— What you have to do —
Render the listing as a Markdown table with the columns Row and Listing line, beginning at its first line and stopping after the line that contains "data-point [776,241,784,249]". Number each row and leave out blank lines.

— Available records —
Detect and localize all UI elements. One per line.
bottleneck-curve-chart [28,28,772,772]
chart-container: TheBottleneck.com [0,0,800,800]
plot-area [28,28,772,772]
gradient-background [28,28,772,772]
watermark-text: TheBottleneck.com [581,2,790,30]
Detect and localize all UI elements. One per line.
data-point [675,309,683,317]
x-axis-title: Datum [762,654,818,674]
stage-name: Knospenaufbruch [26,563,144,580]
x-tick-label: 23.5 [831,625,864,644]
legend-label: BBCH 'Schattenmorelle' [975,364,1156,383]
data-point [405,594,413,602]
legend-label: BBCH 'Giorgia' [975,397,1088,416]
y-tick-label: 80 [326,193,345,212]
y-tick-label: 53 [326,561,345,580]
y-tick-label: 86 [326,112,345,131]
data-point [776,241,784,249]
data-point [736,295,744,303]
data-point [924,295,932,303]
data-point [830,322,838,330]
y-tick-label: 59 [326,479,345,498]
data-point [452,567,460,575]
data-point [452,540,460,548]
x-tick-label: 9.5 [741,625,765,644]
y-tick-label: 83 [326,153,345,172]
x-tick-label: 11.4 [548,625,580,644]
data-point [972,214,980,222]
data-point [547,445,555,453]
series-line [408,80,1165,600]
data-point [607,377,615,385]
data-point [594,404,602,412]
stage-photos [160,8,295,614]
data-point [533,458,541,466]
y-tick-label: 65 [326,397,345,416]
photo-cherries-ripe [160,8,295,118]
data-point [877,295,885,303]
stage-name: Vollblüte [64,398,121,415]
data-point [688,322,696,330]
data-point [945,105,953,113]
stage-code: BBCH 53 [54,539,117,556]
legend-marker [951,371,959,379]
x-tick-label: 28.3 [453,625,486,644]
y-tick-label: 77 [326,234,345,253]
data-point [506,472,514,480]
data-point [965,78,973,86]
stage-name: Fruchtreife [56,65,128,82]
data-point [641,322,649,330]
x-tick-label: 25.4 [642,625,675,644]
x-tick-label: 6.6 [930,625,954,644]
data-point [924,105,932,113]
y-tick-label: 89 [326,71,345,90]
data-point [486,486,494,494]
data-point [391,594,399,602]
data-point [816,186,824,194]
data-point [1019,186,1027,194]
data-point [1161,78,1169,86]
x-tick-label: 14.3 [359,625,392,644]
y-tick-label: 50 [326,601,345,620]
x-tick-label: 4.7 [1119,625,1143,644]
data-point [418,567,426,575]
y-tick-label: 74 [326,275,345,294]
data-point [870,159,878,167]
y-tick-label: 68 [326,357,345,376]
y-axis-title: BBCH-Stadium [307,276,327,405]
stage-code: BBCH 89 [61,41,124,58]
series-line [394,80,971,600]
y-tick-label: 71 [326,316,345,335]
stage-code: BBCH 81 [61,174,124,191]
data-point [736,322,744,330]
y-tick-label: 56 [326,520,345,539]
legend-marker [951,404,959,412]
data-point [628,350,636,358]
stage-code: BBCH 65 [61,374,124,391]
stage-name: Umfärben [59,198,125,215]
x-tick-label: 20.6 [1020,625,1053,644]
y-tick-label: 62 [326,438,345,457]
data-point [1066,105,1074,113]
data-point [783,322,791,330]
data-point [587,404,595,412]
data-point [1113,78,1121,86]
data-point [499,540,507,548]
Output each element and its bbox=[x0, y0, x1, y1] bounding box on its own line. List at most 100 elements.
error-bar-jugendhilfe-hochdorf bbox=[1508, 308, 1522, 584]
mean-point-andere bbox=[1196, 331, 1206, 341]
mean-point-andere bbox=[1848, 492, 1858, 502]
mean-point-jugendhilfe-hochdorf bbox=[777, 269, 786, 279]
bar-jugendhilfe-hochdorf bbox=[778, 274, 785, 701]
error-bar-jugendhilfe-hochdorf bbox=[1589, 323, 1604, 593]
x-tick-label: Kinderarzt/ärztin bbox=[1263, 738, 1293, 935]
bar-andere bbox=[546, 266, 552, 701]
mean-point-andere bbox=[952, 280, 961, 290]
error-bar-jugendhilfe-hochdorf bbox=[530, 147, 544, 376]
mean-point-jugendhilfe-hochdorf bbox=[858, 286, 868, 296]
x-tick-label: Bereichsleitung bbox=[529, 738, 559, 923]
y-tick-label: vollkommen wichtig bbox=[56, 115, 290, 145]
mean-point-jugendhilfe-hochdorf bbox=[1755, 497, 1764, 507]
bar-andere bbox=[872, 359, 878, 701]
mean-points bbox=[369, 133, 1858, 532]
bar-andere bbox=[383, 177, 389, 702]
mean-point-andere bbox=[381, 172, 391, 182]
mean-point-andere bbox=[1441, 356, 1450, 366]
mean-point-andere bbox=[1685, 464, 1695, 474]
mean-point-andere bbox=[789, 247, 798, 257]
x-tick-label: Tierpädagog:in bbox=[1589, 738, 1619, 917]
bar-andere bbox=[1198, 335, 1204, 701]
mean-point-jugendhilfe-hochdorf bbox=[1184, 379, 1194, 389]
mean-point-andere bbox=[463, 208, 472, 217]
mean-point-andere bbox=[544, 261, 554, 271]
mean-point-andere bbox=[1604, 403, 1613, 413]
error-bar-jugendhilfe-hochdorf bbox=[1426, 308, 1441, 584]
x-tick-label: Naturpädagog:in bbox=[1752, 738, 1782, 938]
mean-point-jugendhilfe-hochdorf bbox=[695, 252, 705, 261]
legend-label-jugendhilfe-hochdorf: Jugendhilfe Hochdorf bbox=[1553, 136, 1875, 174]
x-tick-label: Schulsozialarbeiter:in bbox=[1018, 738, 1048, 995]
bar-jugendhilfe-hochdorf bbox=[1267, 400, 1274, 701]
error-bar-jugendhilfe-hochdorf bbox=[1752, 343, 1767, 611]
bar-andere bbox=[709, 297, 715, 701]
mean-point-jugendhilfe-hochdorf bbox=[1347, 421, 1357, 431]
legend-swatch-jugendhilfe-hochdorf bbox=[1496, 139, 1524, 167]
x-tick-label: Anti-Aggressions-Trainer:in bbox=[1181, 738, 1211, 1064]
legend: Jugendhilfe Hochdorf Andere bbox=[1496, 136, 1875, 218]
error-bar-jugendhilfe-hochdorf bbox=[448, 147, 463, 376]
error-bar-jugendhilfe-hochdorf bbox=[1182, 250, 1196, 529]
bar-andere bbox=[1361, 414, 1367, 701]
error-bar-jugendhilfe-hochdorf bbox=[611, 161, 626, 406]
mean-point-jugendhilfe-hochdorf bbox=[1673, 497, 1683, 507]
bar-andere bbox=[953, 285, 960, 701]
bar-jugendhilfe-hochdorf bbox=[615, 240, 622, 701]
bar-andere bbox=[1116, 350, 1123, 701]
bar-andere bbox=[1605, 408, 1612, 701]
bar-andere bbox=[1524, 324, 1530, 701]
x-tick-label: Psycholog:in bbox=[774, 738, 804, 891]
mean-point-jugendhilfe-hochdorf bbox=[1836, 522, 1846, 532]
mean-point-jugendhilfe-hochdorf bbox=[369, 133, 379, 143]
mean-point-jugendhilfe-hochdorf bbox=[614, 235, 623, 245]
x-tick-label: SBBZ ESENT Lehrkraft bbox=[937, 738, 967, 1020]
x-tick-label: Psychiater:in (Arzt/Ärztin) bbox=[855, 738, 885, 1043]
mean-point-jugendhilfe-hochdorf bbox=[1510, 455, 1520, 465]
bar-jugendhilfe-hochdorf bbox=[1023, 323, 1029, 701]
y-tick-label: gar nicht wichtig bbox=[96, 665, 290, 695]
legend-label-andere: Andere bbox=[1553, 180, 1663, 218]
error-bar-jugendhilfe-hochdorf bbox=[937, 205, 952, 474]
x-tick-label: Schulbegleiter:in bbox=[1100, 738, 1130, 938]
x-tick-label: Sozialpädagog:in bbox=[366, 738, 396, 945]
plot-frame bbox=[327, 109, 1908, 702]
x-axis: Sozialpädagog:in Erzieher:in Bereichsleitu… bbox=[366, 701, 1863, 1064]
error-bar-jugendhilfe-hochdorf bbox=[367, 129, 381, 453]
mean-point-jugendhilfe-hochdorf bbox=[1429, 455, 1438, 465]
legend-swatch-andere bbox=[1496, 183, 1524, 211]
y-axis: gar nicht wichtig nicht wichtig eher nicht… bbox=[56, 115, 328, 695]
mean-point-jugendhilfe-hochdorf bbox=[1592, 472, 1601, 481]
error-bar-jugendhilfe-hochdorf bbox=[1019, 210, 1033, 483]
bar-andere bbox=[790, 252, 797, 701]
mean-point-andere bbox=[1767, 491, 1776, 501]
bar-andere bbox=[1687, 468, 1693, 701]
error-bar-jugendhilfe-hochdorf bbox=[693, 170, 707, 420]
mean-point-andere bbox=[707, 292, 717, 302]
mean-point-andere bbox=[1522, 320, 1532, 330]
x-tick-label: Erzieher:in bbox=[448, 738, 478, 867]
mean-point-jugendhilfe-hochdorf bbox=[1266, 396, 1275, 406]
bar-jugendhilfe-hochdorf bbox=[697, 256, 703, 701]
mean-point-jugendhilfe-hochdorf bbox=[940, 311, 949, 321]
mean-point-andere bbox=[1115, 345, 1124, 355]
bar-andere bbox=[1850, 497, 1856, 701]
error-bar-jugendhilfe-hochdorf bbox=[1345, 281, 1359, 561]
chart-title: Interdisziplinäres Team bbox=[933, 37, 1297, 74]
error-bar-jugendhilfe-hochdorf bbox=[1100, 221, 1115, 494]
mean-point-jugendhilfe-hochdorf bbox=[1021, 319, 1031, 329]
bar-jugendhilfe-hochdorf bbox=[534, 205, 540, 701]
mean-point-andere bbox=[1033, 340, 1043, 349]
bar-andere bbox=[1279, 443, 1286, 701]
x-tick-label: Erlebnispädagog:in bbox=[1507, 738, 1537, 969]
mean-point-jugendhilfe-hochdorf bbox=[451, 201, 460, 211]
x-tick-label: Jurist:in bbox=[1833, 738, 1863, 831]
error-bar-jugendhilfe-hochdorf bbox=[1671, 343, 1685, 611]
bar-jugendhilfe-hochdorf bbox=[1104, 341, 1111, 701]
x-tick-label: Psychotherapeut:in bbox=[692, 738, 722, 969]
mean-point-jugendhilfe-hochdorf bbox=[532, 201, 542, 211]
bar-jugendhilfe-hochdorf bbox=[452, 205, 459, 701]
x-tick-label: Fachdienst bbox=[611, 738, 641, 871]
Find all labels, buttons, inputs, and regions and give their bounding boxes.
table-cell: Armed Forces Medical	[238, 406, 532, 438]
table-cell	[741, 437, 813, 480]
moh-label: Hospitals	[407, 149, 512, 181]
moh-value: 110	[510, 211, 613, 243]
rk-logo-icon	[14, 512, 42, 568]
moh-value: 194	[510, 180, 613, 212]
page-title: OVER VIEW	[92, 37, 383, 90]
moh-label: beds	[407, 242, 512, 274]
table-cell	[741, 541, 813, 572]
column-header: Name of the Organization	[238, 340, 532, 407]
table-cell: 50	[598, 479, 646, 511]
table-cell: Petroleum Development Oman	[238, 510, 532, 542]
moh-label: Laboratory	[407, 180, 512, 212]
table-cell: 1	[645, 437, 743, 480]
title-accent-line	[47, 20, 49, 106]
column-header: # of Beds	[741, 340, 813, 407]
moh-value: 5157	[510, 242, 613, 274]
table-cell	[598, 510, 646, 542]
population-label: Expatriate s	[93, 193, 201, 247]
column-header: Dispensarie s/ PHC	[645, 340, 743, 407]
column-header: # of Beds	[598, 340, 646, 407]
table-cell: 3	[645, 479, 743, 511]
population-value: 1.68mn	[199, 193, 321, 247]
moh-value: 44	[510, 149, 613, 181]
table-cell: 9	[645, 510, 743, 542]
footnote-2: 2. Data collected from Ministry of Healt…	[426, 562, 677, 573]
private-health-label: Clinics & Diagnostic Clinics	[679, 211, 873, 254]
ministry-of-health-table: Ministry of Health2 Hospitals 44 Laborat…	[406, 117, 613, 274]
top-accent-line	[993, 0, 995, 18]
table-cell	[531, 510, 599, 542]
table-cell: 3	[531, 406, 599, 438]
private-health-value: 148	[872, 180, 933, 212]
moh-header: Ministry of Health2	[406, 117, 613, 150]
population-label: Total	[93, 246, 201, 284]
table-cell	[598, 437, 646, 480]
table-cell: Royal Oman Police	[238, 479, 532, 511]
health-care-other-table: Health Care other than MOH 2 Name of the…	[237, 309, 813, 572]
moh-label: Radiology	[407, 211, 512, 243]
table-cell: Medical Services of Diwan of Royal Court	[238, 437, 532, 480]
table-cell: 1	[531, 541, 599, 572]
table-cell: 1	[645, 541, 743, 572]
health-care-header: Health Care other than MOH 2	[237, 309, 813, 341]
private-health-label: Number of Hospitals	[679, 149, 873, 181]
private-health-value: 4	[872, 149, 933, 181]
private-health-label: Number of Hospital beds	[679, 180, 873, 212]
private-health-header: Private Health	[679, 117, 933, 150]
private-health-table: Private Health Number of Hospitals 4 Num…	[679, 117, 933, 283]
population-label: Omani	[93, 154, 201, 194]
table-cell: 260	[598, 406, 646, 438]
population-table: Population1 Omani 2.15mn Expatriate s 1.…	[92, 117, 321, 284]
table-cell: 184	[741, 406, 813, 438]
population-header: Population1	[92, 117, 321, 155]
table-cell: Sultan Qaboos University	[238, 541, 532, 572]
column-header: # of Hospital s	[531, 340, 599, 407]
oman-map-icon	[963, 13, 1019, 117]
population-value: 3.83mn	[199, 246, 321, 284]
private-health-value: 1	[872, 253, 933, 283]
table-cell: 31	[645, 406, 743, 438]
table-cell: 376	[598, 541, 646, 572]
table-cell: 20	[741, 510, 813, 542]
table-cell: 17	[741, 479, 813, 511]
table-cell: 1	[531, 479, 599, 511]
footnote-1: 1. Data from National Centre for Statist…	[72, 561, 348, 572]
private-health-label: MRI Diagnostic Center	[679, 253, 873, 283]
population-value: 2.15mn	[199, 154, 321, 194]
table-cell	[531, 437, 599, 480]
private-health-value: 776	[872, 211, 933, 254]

— Answer in full —
| Row | Listing line |
|---|---|
| 1 | Detect and localize all UI elements. One per line. |
| 2 | bottleneck-curve-chart [28,28,772,772] |
| 3 | chart-container: TheBottleneck.com [0,0,800,800] |
| 4 | plot-area [28,28,772,772] |
| 5 | gradient-background [28,28,772,772] |
| 6 | watermark-text: TheBottleneck.com [581,2,790,30] |
| 7 | Detect and localize all UI elements. One per line. |
| 8 | data-point [675,309,683,317] |
| 9 | x-axis-title: Datum [762,654,818,674] |
| 10 | stage-name: Knospenaufbruch [26,563,144,580] |
| 11 | x-tick-label: 23.5 [831,625,864,644] |
| 12 | legend-label: BBCH 'Schattenmorelle' [975,364,1156,383] |
| 13 | data-point [405,594,413,602] |
| 14 | legend-label: BBCH 'Giorgia' [975,397,1088,416] |
| 15 | y-tick-label: 80 [326,193,345,212] |
| 16 | y-tick-label: 53 [326,561,345,580] |
| 17 | y-tick-label: 86 [326,112,345,131] |
| 18 | data-point [776,241,784,249] |